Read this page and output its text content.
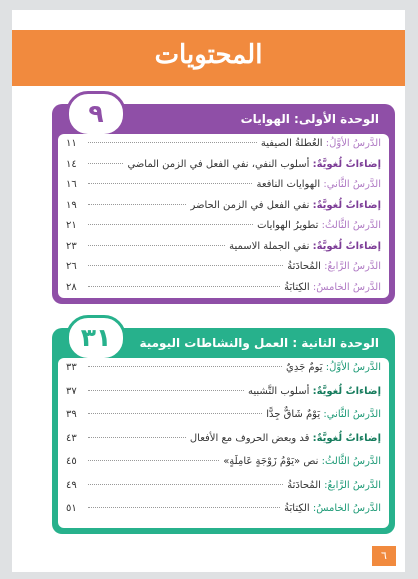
المحتويات
٩	الوحدة الأولى: الهوايات
الدَّرسُ الأوَّلُ: العُطلةُ الصيفية
١١
إضاءاتٌ لُغويَّةٌ: أسلوب النفي، نفي الفعل في الزمن الماضي
١٤
الدَّرسُ الثَّاني: الهوايات النافعة
١٦
إضاءاتٌ لُغويَّةٌ: نفي الفعل في الزمن الحاضر
١٩
الدَّرسُ الثَّالثُ: تطويرُ الهوايات
٢١
إضاءاتٌ لُغويَّةٌ: نفي الجملة الاسمية
٢٣
الدَّرسُ الرَّابعُ: المُحادَثةُ
٢٦
الدَّرسُ الخامسُ: الكِتابَةُ
٢٨
٣١	الوحدة الثانية : العمل والنشاطات اليومية
الدَّرسُ الأوَّلُ: يَومٌ جَدِيٌ
٣٣
إضاءاتٌ لُغويَّةٌ: أسلوب التَّشبيه
٣٧
الدَّرسُ الثَّاني: يَوْمٌ شَاقٌّ جِدًّا
٣٩
إضاءاتٌ لُغويَّةٌ: قد وبعض الحروف مع الأفعال
٤٣
الدَّرسُ الثَّالثُ: نص «يَوْمُ زَوْجَةٍ عَامِلَةٍ»
٤٥
الدَّرسُ الرَّابعُ: المُحادَثةُ
٤٩
الدَّرسُ الخامسُ: الكِتابَةُ
٥١
٦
□ □ □ □ □ □ □
Every entry must be written out exactly, with all pictures left out.

Exercise solution -
Read this page and output its text content.
المحتويات
٩	الوحدة الأولى: الهوايات
الدَّرسُ الأوَّلُ: العُطلةُ الصيفية
١١
إضاءاتٌ لُغويَّةٌ: أسلوب النفي، نفي الفعل في الزمن الماضي
١٤
الدَّرسُ الثَّاني: الهوايات النافعة
١٦
إضاءاتٌ لُغويَّةٌ: نفي الفعل في الزمن الحاضر
١٩
الدَّرسُ الثَّالثُ: تطويرُ الهوايات
٢١
إضاءاتٌ لُغويَّةٌ: نفي الجملة الاسمية
٢٣
الدَّرسُ الرَّابعُ: المُحادَثةُ
٢٦
الدَّرسُ الخامسُ: الكِتابَةُ
٢٨
٣١	الوحدة الثانية : العمل والنشاطات اليومية
الدَّرسُ الأوَّلُ: يَومٌ جَدِيٌ
٣٣
إضاءاتٌ لُغويَّةٌ: أسلوب التَّشبيه
٣٧
الدَّرسُ الثَّاني: يَوْمٌ شَاقٌّ جِدًّا
٣٩
إضاءاتٌ لُغويَّةٌ: قد وبعض الحروف مع الأفعال
٤٣
الدَّرسُ الثَّالثُ: نص «يَوْمُ زَوْجَةٍ عَامِلَةٍ»
٤٥
الدَّرسُ الرَّابعُ: المُحادَثةُ
٤٩
الدَّرسُ الخامسُ: الكِتابَةُ
٥١
٦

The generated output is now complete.